[INSTRUCTION] Write out all records as given; omit images.
========================================
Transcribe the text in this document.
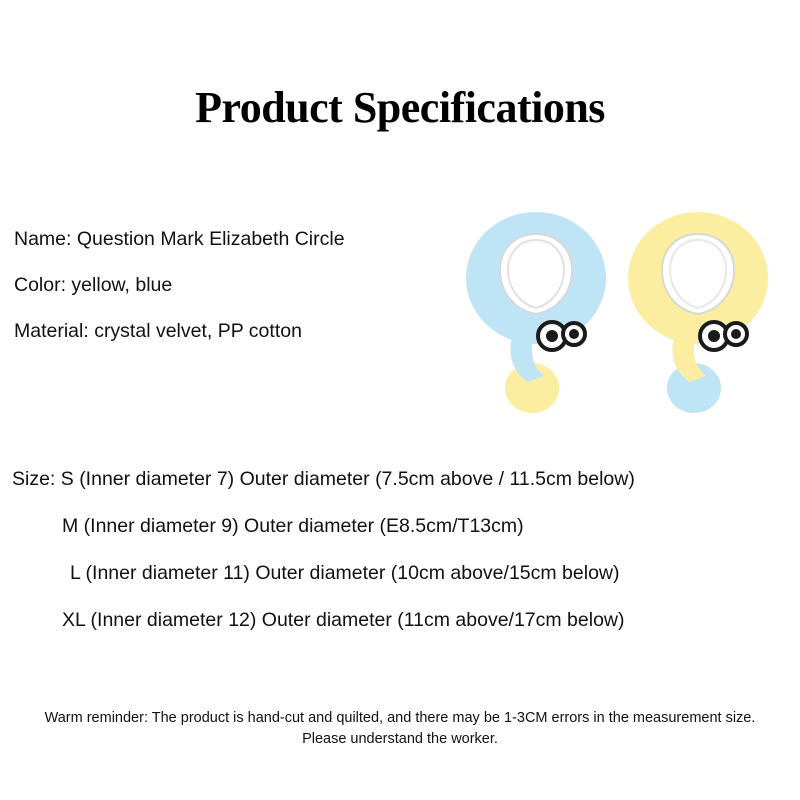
Product Specifications
Name: Question Mark Elizabeth Circle
Color: yellow, blue
Material: crystal velvet, PP cotton
Size: S (Inner diameter 7) Outer diameter (7.5cm above / 11.5cm below)
M (Inner diameter 9) Outer diameter (E8.5cm/T13cm)
L (Inner diameter 11) Outer diameter (10cm above/15cm below)
XL (Inner diameter 12) Outer diameter (11cm above/17cm below)
Warm reminder: The product is hand-cut and quilted, and there may be 1-3CM errors in the measurement size. Please understand the worker.
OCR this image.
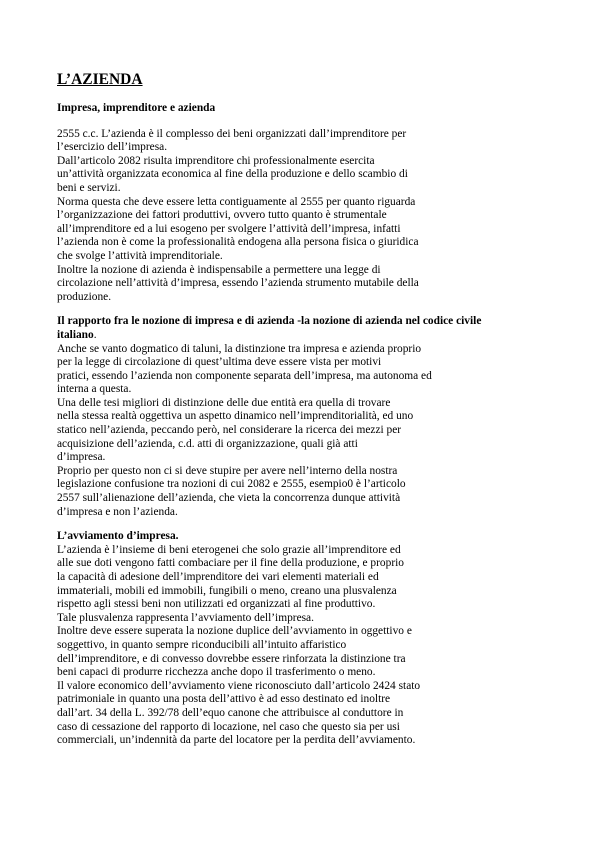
L’AZIENDA
Impresa, imprenditore e azienda
2555 c.c. L’azienda è il complesso dei beni organizzati dall’imprenditore per
l’esercizio dell’impresa.
Dall’articolo 2082 risulta imprenditore chi professionalmente esercita
un’attività organizzata economica al fine della produzione e dello scambio di
beni e servizi.
Norma questa che deve essere letta contiguamente al 2555 per quanto riguarda
l’organizzazione dei fattori produttivi, ovvero tutto quanto è strumentale
all’imprenditore ed a lui esogeno per svolgere l’attività dell’impresa, infatti
l’azienda non è come la professionalità endogena alla persona fisica o giuridica
che svolge l’attività imprenditoriale.
Inoltre la nozione di azienda è indispensabile a permettere una legge di
circolazione nell’attività d’impresa, essendo l’azienda strumento mutabile della
produzione.
Il rapporto fra le nozione di impresa e di azienda -la nozione di azienda nel codice civile
italiano.
Anche se vanto dogmatico di taluni, la distinzione tra impresa e azienda proprio
per la legge di circolazione di quest’ultima deve essere vista per motivi
pratici, essendo l’azienda non componente separata dell’impresa, ma autonoma ed
interna a questa.
Una delle tesi migliori di distinzione delle due entità era quella di trovare
nella stessa realtà oggettiva un aspetto dinamico nell’imprenditorialità, ed uno
statico nell’azienda, peccando però, nel considerare la ricerca dei mezzi per
acquisizione dell’azienda, c.d. atti di organizzazione, quali già atti
d’impresa.
Proprio per questo non ci si deve stupire per avere nell’interno della nostra
legislazione confusione tra nozioni di cui 2082 e 2555, esempio0 è l’articolo
2557 sull’alienazione dell’azienda, che vieta la concorrenza dunque attività
d’impresa e non l’azienda.
L’avviamento d’impresa.
L’azienda è l’insieme di beni eterogenei che solo grazie all’imprenditore ed
alle sue doti vengono fatti combaciare per il fine della produzione, e proprio
la capacità di adesione dell’imprenditore dei vari elementi materiali ed
immateriali, mobili ed immobili, fungibili o meno, creano una plusvalenza
rispetto agli stessi beni non utilizzati ed organizzati al fine produttivo.
Tale plusvalenza rappresenta l’avviamento dell’impresa.
Inoltre deve essere superata la nozione duplice dell’avviamento in oggettivo e
soggettivo, in quanto sempre riconducibili all’intuito affaristico
dell’imprenditore, e di convesso dovrebbe essere rinforzata la distinzione tra
beni capaci di produrre ricchezza anche dopo il trasferimento o meno.
Il valore economico dell’avviamento viene riconosciuto dall’articolo 2424 stato
patrimoniale in quanto una posta dell’attivo è ad esso destinato ed inoltre
dall’art. 34 della L. 392/78 dell’equo canone che attribuisce al conduttore in
caso di cessazione del rapporto di locazione, nel caso che questo sia per usi
commerciali, un’indennità da parte del locatore per la perdita dell’avviamento.
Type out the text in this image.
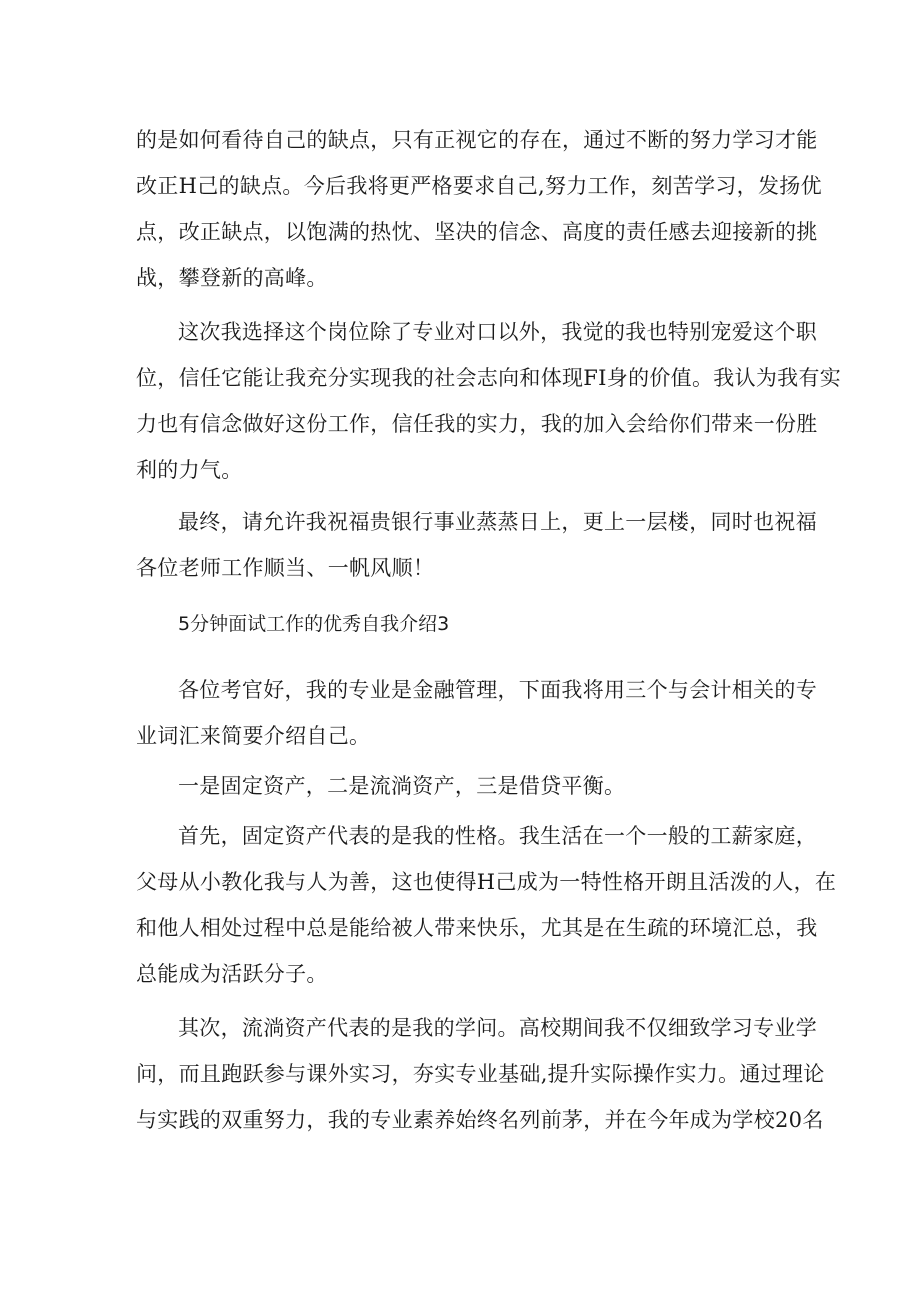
的是如何看待自己的缺点，只有正视它的存在，通过不断的努力学习才能
改正H己的缺点。今后我将更严格要求自己,努力工作，刻苦学习，发扬优
点，改正缺点，以饱满的热忱、坚决的信念、高度的责任感去迎接新的挑
战，攀登新的高峰。
这次我选择这个岗位除了专业对口以外，我觉的我也特别宠爱这个职
位，信任它能让我充分实现我的社会志向和体现FI身的价值。我认为我有实
力也有信念做好这份工作，信任我的实力，我的加入会给你们带来一份胜
利的力气。
最终，请允许我祝福贵银行事业蒸蒸日上，更上一层楼，同时也祝福
各位老师工作顺当、一帆风顺！
5分钟面试工作的优秀自我介绍3
各位考官好，我的专业是金融管理，下面我将用三个与会计相关的专
业词汇来简要介绍自己。
一是固定资产，二是流淌资产，三是借贷平衡。
首先，固定资产代表的是我的性格。我生活在一个一般的工薪家庭，
父母从小教化我与人为善，这也使得H己成为一特性格开朗且活泼的人，在
和他人相处过程中总是能给被人带来快乐，尤其是在生疏的环境汇总，我
总能成为活跃分子。
其次，流淌资产代表的是我的学问。高校期间我不仅细致学习专业学
问，而且跑跃参与课外实习，夯实专业基础,提升实际操作实力。通过理论
与实践的双重努力，我的专业素养始终名列前茅，并在今年成为学校20名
========================================
[ANSWER TO THIS TASK]
Transcribe the text in this document.
Product Specifications
Name: Question Mark Elizabeth Circle
Color: yellow, blue
Material: crystal velvet, PP cotton
Size: S (Inner diameter 7) Outer diameter (7.5cm above / 11.5cm below)
M (Inner diameter 9) Outer diameter (E8.5cm/T13cm)
L (Inner diameter 11) Outer diameter (10cm above/15cm below)
XL (Inner diameter 12) Outer diameter (11cm above/17cm below)
Warm reminder: The product is hand-cut and quilted, and there may be 1-3CM errors in the measurement size. Please understand the worker.
OCR this image.
L’AZIENDA
Impresa, imprenditore e azienda
2555 c.c. L’azienda è il complesso dei beni organizzati dall’imprenditore per
l’esercizio dell’impresa.
Dall’articolo 2082 risulta imprenditore chi professionalmente esercita
un’attività organizzata economica al fine della produzione e dello scambio di
beni e servizi.
Norma questa che deve essere letta contiguamente al 2555 per quanto riguarda
l’organizzazione dei fattori produttivi, ovvero tutto quanto è strumentale
all’imprenditore ed a lui esogeno per svolgere l’attività dell’impresa, infatti
l’azienda non è come la professionalità endogena alla persona fisica o giuridica
che svolge l’attività imprenditoriale.
Inoltre la nozione di azienda è indispensabile a permettere una legge di
circolazione nell’attività d’impresa, essendo l’azienda strumento mutabile della
produzione.
Il rapporto fra le nozione di impresa e di azienda -la nozione di azienda nel codice civile
italiano.
Anche se vanto dogmatico di taluni, la distinzione tra impresa e azienda proprio
per la legge di circolazione di quest’ultima deve essere vista per motivi
pratici, essendo l’azienda non componente separata dell’impresa, ma autonoma ed
interna a questa.
Una delle tesi migliori di distinzione delle due entità era quella di trovare
nella stessa realtà oggettiva un aspetto dinamico nell’imprenditorialità, ed uno
statico nell’azienda, peccando però, nel considerare la ricerca dei mezzi per
acquisizione dell’azienda, c.d. atti di organizzazione, quali già atti
d’impresa.
Proprio per questo non ci si deve stupire per avere nell’interno della nostra
legislazione confusione tra nozioni di cui 2082 e 2555, esempio0 è l’articolo
2557 sull’alienazione dell’azienda, che vieta la concorrenza dunque attività
d’impresa e non l’azienda.
L’avviamento d’impresa.
L’azienda è l’insieme di beni eterogenei che solo grazie all’imprenditore ed
alle sue doti vengono fatti combaciare per il fine della produzione, e proprio
la capacità di adesione dell’imprenditore dei vari elementi materiali ed
immateriali, mobili ed immobili, fungibili o meno, creano una plusvalenza
rispetto agli stessi beni non utilizzati ed organizzati al fine produttivo.
Tale plusvalenza rappresenta l’avviamento dell’impresa.
Inoltre deve essere superata la nozione duplice dell’avviamento in oggettivo e
soggettivo, in quanto sempre riconducibili all’intuito affaristico
dell’imprenditore, e di convesso dovrebbe essere rinforzata la distinzione tra
beni capaci di produrre ricchezza anche dopo il trasferimento o meno.
Il valore economico dell’avviamento viene riconosciuto dall’articolo 2424 stato
patrimoniale in quanto una posta dell’attivo è ad esso destinato ed inoltre
dall’art. 34 della L. 392/78 dell’equo canone che attribuisce al conduttore in
caso di cessazione del rapporto di locazione, nel caso che questo sia per usi
commerciali, un’indennità da parte del locatore per la perdita dell’avviamento.
Type out the text in this image.
的是如何看待自己的缺点，只有正视它的存在，通过不断的努力学习才能
改正H己的缺点。今后我将更严格要求自己,努力工作，刻苦学习，发扬优
点，改正缺点，以饱满的热忱、坚决的信念、高度的责任感去迎接新的挑
战，攀登新的高峰。
这次我选择这个岗位除了专业对口以外，我觉的我也特别宠爱这个职
位，信任它能让我充分实现我的社会志向和体现FI身的价值。我认为我有实
力也有信念做好这份工作，信任我的实力，我的加入会给你们带来一份胜
利的力气。
最终，请允许我祝福贵银行事业蒸蒸日上，更上一层楼，同时也祝福
各位老师工作顺当、一帆风顺！
5分钟面试工作的优秀自我介绍3
各位考官好，我的专业是金融管理，下面我将用三个与会计相关的专
业词汇来简要介绍自己。
一是固定资产，二是流淌资产，三是借贷平衡。
首先，固定资产代表的是我的性格。我生活在一个一般的工薪家庭，
父母从小教化我与人为善，这也使得H己成为一特性格开朗且活泼的人，在
和他人相处过程中总是能给被人带来快乐，尤其是在生疏的环境汇总，我
总能成为活跃分子。
其次，流淌资产代表的是我的学问。高校期间我不仅细致学习专业学
问，而且跑跃参与课外实习，夯实专业基础,提升实际操作实力。通过理论
与实践的双重努力，我的专业素养始终名列前茅，并在今年成为学校20名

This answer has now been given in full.